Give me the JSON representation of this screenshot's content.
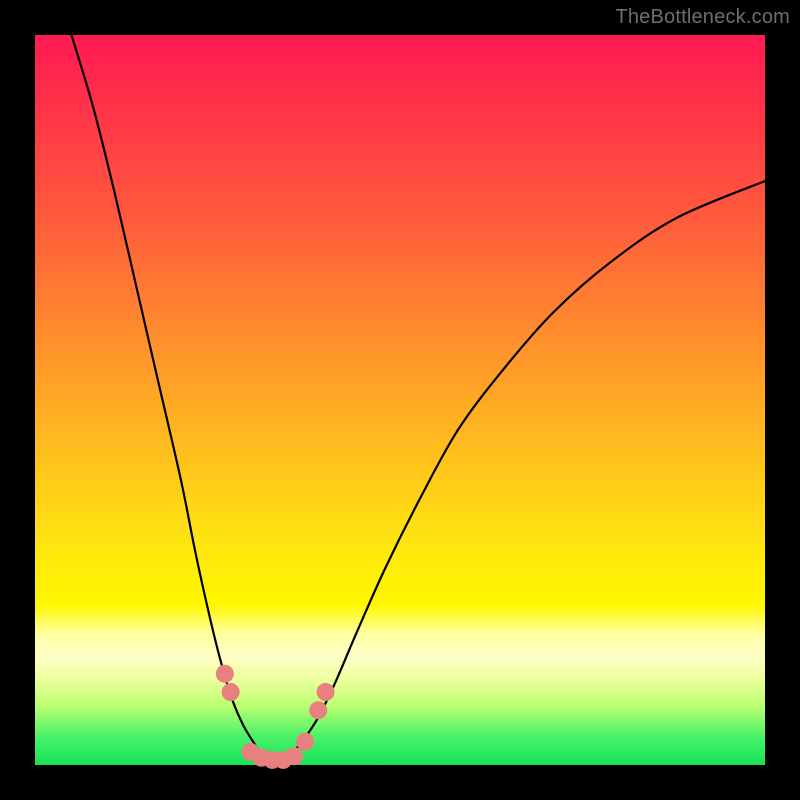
{
  "watermark": "TheBottleneck.com",
  "chart_data": {
    "type": "line",
    "title": "",
    "xlabel": "",
    "ylabel": "",
    "xlim": [
      0,
      100
    ],
    "ylim": [
      0,
      100
    ],
    "grid": false,
    "legend": null,
    "background_gradient_stops": [
      {
        "pos": 0,
        "color": "#ff1a52"
      },
      {
        "pos": 10,
        "color": "#ff3348"
      },
      {
        "pos": 25,
        "color": "#ff5a3c"
      },
      {
        "pos": 40,
        "color": "#ff8a2e"
      },
      {
        "pos": 55,
        "color": "#ffb820"
      },
      {
        "pos": 70,
        "color": "#ffe610"
      },
      {
        "pos": 78,
        "color": "#fff700"
      },
      {
        "pos": 82,
        "color": "#ffffa0"
      },
      {
        "pos": 85,
        "color": "#ffffc8"
      },
      {
        "pos": 88,
        "color": "#f0ffa0"
      },
      {
        "pos": 92,
        "color": "#b8ff70"
      },
      {
        "pos": 96,
        "color": "#4cf26a"
      },
      {
        "pos": 100,
        "color": "#14e35a"
      }
    ],
    "series": [
      {
        "name": "left-curve",
        "x": [
          5,
          8,
          11,
          14,
          17,
          20,
          22,
          24,
          25.5,
          27,
          28.5,
          30,
          31,
          32
        ],
        "y": [
          100,
          90,
          78,
          65,
          52,
          39,
          29,
          20,
          14,
          9,
          5.5,
          3,
          1.5,
          0.5
        ]
      },
      {
        "name": "right-curve",
        "x": [
          34,
          36,
          38.5,
          41,
          44,
          48,
          53,
          58,
          64,
          71,
          79,
          88,
          100
        ],
        "y": [
          0.5,
          2.5,
          6,
          11,
          18,
          27,
          37,
          46,
          54,
          62,
          69,
          75,
          80
        ]
      },
      {
        "name": "markers",
        "type": "scatter",
        "marker_color": "#e88080",
        "marker_radius": 9,
        "points": [
          {
            "x": 26.0,
            "y": 12.5
          },
          {
            "x": 26.8,
            "y": 10.0
          },
          {
            "x": 29.5,
            "y": 1.8
          },
          {
            "x": 31.0,
            "y": 1.0
          },
          {
            "x": 32.5,
            "y": 0.7
          },
          {
            "x": 34.0,
            "y": 0.7
          },
          {
            "x": 35.5,
            "y": 1.2
          },
          {
            "x": 37.0,
            "y": 3.2
          },
          {
            "x": 38.8,
            "y": 7.5
          },
          {
            "x": 39.8,
            "y": 10.0
          }
        ]
      }
    ]
  }
}
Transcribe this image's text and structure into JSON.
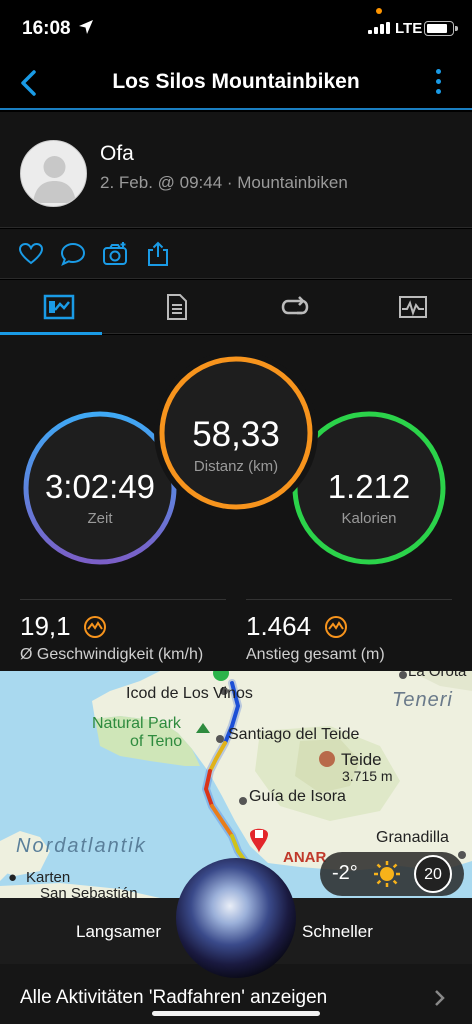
{
  "status_bar": {
    "time": "16:08",
    "network": "LTE"
  },
  "nav": {
    "title": "Los Silos Mountainbiken"
  },
  "profile": {
    "name": "Ofa",
    "meta": "2. Feb. @ 09:44 · Mountainbiken"
  },
  "stats": {
    "distance": {
      "value": "58,33",
      "label": "Distanz (km)"
    },
    "time": {
      "value": "3:02:49",
      "label": "Zeit"
    },
    "calories": {
      "value": "1.212",
      "label": "Kalorien"
    },
    "avg_speed": {
      "value": "19,1",
      "label": "Ø Geschwindigkeit (km/h)"
    },
    "ascent": {
      "value": "1.464",
      "label": "Anstieg gesamt (m)"
    }
  },
  "map": {
    "labels": {
      "icod": "Icod de Los Vinos",
      "natural_park": "Natural Park",
      "of_teno": "of Teno",
      "santiago": "Santiago del Teide",
      "teide": "Teide",
      "teide_height": "3.715 m",
      "guia": "Guía de Isora",
      "nordatlantik": "Nordatlantik",
      "granadilla": "Granadilla",
      "tenerife": "Teneri",
      "la_orotava": "La Orota",
      "karten": "Karten",
      "san_sebastian": "San Sebastián",
      "anar": "ANAR"
    },
    "weather": {
      "temp": "-2°",
      "aqi": "20"
    }
  },
  "bottom": {
    "slower": "Langsamer",
    "faster": "Schneller",
    "all_activities": "Alle Aktivitäten 'Radfahren' anzeigen"
  },
  "colors": {
    "accent": "#1a9be6",
    "distance_ring": "#f7941d",
    "time_ring_top": "#3fa9f5",
    "time_ring_bottom": "#7b5fc7",
    "calories_ring": "#2bd34a",
    "ascent_icon": "#f7941d"
  }
}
---*---
#### STATED GOAL
Each line of the data is to be duplicated exactly; pictures stay out of the copy.

#### TASK OUTPUT
Give me the JSON representation of this screenshot's content.
{
  "watermark": "TheBottleneck.com",
  "chart_data": {
    "type": "line",
    "title": "",
    "xlabel": "",
    "ylabel": "",
    "xlim": [
      0,
      100
    ],
    "ylim": [
      0,
      100
    ],
    "grid": false,
    "legend": null,
    "background_gradient_stops": [
      {
        "pos": 0,
        "color": "#ff1a52"
      },
      {
        "pos": 10,
        "color": "#ff3348"
      },
      {
        "pos": 25,
        "color": "#ff5a3c"
      },
      {
        "pos": 40,
        "color": "#ff8a2e"
      },
      {
        "pos": 55,
        "color": "#ffb820"
      },
      {
        "pos": 70,
        "color": "#ffe610"
      },
      {
        "pos": 78,
        "color": "#fff700"
      },
      {
        "pos": 82,
        "color": "#ffffa0"
      },
      {
        "pos": 85,
        "color": "#ffffc8"
      },
      {
        "pos": 88,
        "color": "#f0ffa0"
      },
      {
        "pos": 92,
        "color": "#b8ff70"
      },
      {
        "pos": 96,
        "color": "#4cf26a"
      },
      {
        "pos": 100,
        "color": "#14e35a"
      }
    ],
    "series": [
      {
        "name": "left-curve",
        "x": [
          5,
          8,
          11,
          14,
          17,
          20,
          22,
          24,
          25.5,
          27,
          28.5,
          30,
          31,
          32
        ],
        "y": [
          100,
          90,
          78,
          65,
          52,
          39,
          29,
          20,
          14,
          9,
          5.5,
          3,
          1.5,
          0.5
        ]
      },
      {
        "name": "right-curve",
        "x": [
          34,
          36,
          38.5,
          41,
          44,
          48,
          53,
          58,
          64,
          71,
          79,
          88,
          100
        ],
        "y": [
          0.5,
          2.5,
          6,
          11,
          18,
          27,
          37,
          46,
          54,
          62,
          69,
          75,
          80
        ]
      },
      {
        "name": "markers",
        "type": "scatter",
        "marker_color": "#e88080",
        "marker_radius": 9,
        "points": [
          {
            "x": 26.0,
            "y": 12.5
          },
          {
            "x": 26.8,
            "y": 10.0
          },
          {
            "x": 29.5,
            "y": 1.8
          },
          {
            "x": 31.0,
            "y": 1.0
          },
          {
            "x": 32.5,
            "y": 0.7
          },
          {
            "x": 34.0,
            "y": 0.7
          },
          {
            "x": 35.5,
            "y": 1.2
          },
          {
            "x": 37.0,
            "y": 3.2
          },
          {
            "x": 38.8,
            "y": 7.5
          },
          {
            "x": 39.8,
            "y": 10.0
          }
        ]
      }
    ]
  }
}
Transcribe this image's text and structure into JSON.
{
  "status_bar": {
    "time": "16:08",
    "network": "LTE"
  },
  "nav": {
    "title": "Los Silos Mountainbiken"
  },
  "profile": {
    "name": "Ofa",
    "meta": "2. Feb. @ 09:44 · Mountainbiken"
  },
  "stats": {
    "distance": {
      "value": "58,33",
      "label": "Distanz (km)"
    },
    "time": {
      "value": "3:02:49",
      "label": "Zeit"
    },
    "calories": {
      "value": "1.212",
      "label": "Kalorien"
    },
    "avg_speed": {
      "value": "19,1",
      "label": "Ø Geschwindigkeit (km/h)"
    },
    "ascent": {
      "value": "1.464",
      "label": "Anstieg gesamt (m)"
    }
  },
  "map": {
    "labels": {
      "icod": "Icod de Los Vinos",
      "natural_park": "Natural Park",
      "of_teno": "of Teno",
      "santiago": "Santiago del Teide",
      "teide": "Teide",
      "teide_height": "3.715 m",
      "guia": "Guía de Isora",
      "nordatlantik": "Nordatlantik",
      "granadilla": "Granadilla",
      "tenerife": "Teneri",
      "la_orotava": "La Orota",
      "karten": "Karten",
      "san_sebastian": "San Sebastián",
      "anar": "ANAR"
    },
    "weather": {
      "temp": "-2°",
      "aqi": "20"
    }
  },
  "bottom": {
    "slower": "Langsamer",
    "faster": "Schneller",
    "all_activities": "Alle Aktivitäten 'Radfahren' anzeigen"
  },
  "colors": {
    "accent": "#1a9be6",
    "distance_ring": "#f7941d",
    "time_ring_top": "#3fa9f5",
    "time_ring_bottom": "#7b5fc7",
    "calories_ring": "#2bd34a",
    "ascent_icon": "#f7941d"
  }
}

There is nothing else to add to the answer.